Problem to solve — Output all the material that follows, exactly as given.

Data for processing —
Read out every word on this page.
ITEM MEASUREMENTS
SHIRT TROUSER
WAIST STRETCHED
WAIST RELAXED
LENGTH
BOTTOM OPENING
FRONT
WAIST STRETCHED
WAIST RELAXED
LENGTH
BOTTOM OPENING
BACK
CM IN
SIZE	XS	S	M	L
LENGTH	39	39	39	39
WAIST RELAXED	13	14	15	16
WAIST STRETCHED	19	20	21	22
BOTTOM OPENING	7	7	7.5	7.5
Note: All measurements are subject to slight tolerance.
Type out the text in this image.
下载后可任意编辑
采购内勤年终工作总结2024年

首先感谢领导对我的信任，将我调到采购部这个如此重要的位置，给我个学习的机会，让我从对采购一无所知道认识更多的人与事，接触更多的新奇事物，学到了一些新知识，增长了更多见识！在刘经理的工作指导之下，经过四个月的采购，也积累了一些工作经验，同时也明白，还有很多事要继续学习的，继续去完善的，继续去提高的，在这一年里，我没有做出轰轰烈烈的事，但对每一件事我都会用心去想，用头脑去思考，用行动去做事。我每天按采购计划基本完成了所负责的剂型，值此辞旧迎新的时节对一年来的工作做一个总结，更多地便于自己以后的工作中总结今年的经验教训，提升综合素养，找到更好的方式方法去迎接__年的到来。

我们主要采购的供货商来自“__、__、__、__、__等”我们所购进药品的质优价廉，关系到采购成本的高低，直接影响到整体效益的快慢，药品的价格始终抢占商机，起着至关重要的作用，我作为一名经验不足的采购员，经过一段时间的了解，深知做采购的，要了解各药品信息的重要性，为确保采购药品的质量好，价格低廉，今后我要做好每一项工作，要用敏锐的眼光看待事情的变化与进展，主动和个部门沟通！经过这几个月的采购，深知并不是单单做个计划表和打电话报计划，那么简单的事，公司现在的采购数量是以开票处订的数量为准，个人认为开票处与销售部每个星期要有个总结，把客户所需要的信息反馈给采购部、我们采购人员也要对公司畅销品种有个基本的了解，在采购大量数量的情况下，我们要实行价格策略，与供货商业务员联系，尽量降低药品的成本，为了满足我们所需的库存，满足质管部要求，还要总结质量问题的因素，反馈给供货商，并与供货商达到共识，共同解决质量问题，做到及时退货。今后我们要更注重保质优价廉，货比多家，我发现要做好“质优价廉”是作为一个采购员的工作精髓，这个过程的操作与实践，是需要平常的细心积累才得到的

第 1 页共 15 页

Full response —
Read out every word on this page.
ITEM MEASUREMENTS
SHIRT TROUSER
WAIST STRETCHED
WAIST RELAXED
LENGTH
BOTTOM OPENING
FRONT
WAIST STRETCHED
WAIST RELAXED
LENGTH
BOTTOM OPENING
BACK
CM IN
SIZE	XS	S	M	L
LENGTH	39	39	39	39
WAIST RELAXED	13	14	15	16
WAIST STRETCHED	19	20	21	22
BOTTOM OPENING	7	7	7.5	7.5
Note: All measurements are subject to slight tolerance.
Type out the text in this image.
下载后可任意编辑
采购内勤年终工作总结2024年

首先感谢领导对我的信任，将我调到采购部这个如此重要的位置，给我个学习的机会，让我从对采购一无所知道认识更多的人与事，接触更多的新奇事物，学到了一些新知识，增长了更多见识！在刘经理的工作指导之下，经过四个月的采购，也积累了一些工作经验，同时也明白，还有很多事要继续学习的，继续去完善的，继续去提高的，在这一年里，我没有做出轰轰烈烈的事，但对每一件事我都会用心去想，用头脑去思考，用行动去做事。我每天按采购计划基本完成了所负责的剂型，值此辞旧迎新的时节对一年来的工作做一个总结，更多地便于自己以后的工作中总结今年的经验教训，提升综合素养，找到更好的方式方法去迎接__年的到来。

我们主要采购的供货商来自“__、__、__、__、__等”我们所购进药品的质优价廉，关系到采购成本的高低，直接影响到整体效益的快慢，药品的价格始终抢占商机，起着至关重要的作用，我作为一名经验不足的采购员，经过一段时间的了解，深知做采购的，要了解各药品信息的重要性，为确保采购药品的质量好，价格低廉，今后我要做好每一项工作，要用敏锐的眼光看待事情的变化与进展，主动和个部门沟通！经过这几个月的采购，深知并不是单单做个计划表和打电话报计划，那么简单的事，公司现在的采购数量是以开票处订的数量为准，个人认为开票处与销售部每个星期要有个总结，把客户所需要的信息反馈给采购部、我们采购人员也要对公司畅销品种有个基本的了解，在采购大量数量的情况下，我们要实行价格策略，与供货商业务员联系，尽量降低药品的成本，为了满足我们所需的库存，满足质管部要求，还要总结质量问题的因素，反馈给供货商，并与供货商达到共识，共同解决质量问题，做到及时退货。今后我们要更注重保质优价廉，货比多家，我发现要做好“质优价廉”是作为一个采购员的工作精髓，这个过程的操作与实践，是需要平常的细心积累才得到的

第 1 页共 15 页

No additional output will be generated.